_Request_
Output every line exactly as written. Leave out pictures.
BEGIN Excerpted data
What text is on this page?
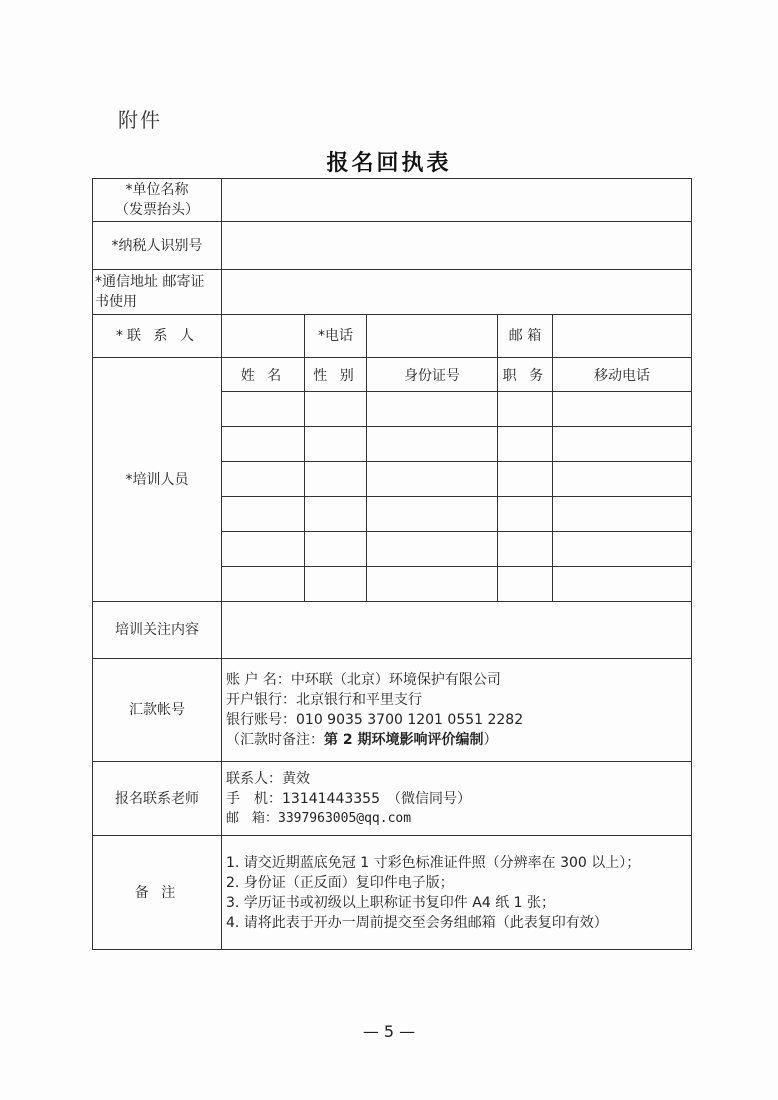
附件
报名回执表
*单位名称
（发票抬头）					

*纳税人识别号					

*通信地址 邮寄证
书使用					

*联 系 人		*电话		邮 箱	
*培训人员	姓 名	性 别	身份证号	职 务	移动电话

培训关注内容					
汇款帐号	账 户 名：中环联（北京）环境保护有限公司
开户银行：北京银行和平里支行
银行账号：010 9035 3700 1201 0551 2282
（汇款时备注：第 2 期环境影响评价编制）				

报名联系老师	联系人：黄效
手　机：13141443355　（微信同号）
邮　箱：3397963005@qq.com				

备 注	1. 请交近期蓝底免冠 1 寸彩色标准证件照（分辨率在 300 以上）；
2. 身份证（正反面）复印件电子版；
3. 学历证书或初级以上职称证书复印件 A4 纸 1 张；
4. 请将此表于开办一周前提交至会务组邮箱（此表复印有效）				
— 5 —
END Excerpted data
_Exercise output_
What text is on this page?
附件
报名回执表
*单位名称
（发票抬头）					

*纳税人识别号					

*通信地址 邮寄证
书使用					

*联 系 人		*电话		邮 箱	
*培训人员	姓 名	性 别	身份证号	职 务	移动电话

培训关注内容					
汇款帐号	账 户 名：中环联（北京）环境保护有限公司
开户银行：北京银行和平里支行
银行账号：010 9035 3700 1201 0551 2282
（汇款时备注：第 2 期环境影响评价编制）				

报名联系老师	联系人：黄效
手　机：13141443355　（微信同号）
邮　箱：3397963005@qq.com				

备 注	1. 请交近期蓝底免冠 1 寸彩色标准证件照（分辨率在 300 以上）；
2. 身份证（正反面）复印件电子版；
3. 学历证书或初级以上职称证书复印件 A4 纸 1 张；
4. 请将此表于开办一周前提交至会务组邮箱（此表复印有效）				
— 5 —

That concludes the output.